= THE EXERCISE =
Locate each line of the material that contains "screenshot", then return it.

[BEGIN]

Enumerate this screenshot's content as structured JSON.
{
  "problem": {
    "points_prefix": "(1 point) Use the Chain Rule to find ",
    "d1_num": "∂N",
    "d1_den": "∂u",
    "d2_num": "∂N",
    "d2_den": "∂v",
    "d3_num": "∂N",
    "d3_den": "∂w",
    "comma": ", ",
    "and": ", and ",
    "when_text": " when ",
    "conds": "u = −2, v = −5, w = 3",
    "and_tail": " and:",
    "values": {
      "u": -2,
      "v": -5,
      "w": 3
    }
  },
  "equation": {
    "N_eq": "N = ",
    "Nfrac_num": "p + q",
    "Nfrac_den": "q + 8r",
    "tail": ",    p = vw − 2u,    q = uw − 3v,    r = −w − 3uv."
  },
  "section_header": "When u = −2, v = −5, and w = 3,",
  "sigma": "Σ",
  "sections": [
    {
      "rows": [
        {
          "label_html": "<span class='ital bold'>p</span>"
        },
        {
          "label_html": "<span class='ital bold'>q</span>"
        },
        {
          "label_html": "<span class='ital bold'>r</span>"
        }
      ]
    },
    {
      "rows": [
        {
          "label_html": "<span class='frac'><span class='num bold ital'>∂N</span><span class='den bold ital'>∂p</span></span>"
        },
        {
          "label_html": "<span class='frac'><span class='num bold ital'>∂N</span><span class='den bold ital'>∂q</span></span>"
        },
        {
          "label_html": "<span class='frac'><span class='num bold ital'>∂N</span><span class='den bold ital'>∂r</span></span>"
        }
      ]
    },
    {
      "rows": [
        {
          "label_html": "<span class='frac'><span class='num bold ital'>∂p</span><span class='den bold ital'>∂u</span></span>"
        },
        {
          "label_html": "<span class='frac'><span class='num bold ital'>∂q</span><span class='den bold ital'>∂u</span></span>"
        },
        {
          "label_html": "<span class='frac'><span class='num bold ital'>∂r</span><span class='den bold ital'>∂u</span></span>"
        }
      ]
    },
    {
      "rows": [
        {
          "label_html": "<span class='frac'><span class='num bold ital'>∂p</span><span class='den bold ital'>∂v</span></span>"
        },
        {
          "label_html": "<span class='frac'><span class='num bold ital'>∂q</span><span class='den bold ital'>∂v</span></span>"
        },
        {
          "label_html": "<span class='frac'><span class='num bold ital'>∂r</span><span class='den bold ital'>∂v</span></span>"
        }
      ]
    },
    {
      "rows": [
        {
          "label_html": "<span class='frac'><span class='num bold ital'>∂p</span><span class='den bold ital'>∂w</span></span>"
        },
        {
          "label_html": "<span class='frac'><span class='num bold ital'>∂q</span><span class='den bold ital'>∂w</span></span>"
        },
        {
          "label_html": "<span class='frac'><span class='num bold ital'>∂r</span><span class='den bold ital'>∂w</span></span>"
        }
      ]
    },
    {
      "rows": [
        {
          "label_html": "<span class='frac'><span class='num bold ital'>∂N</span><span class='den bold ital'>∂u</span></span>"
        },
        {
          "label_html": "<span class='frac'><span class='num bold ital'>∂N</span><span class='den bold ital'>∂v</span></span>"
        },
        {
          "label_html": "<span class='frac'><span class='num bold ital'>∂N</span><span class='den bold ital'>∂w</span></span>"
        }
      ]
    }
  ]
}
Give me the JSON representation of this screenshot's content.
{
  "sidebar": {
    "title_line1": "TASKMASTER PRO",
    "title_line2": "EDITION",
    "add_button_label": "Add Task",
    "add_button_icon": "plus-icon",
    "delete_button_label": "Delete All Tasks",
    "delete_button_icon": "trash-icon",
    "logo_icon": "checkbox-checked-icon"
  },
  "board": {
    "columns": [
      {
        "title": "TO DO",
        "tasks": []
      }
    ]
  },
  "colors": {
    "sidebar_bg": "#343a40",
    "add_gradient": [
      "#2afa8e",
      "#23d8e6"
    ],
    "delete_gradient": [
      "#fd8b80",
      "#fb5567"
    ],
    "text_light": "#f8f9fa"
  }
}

[END]

= SOLUTION TO THE PROBLEM =
Enumerate this screenshot's content as structured JSON.
Give me the JSON representation of this screenshot's content.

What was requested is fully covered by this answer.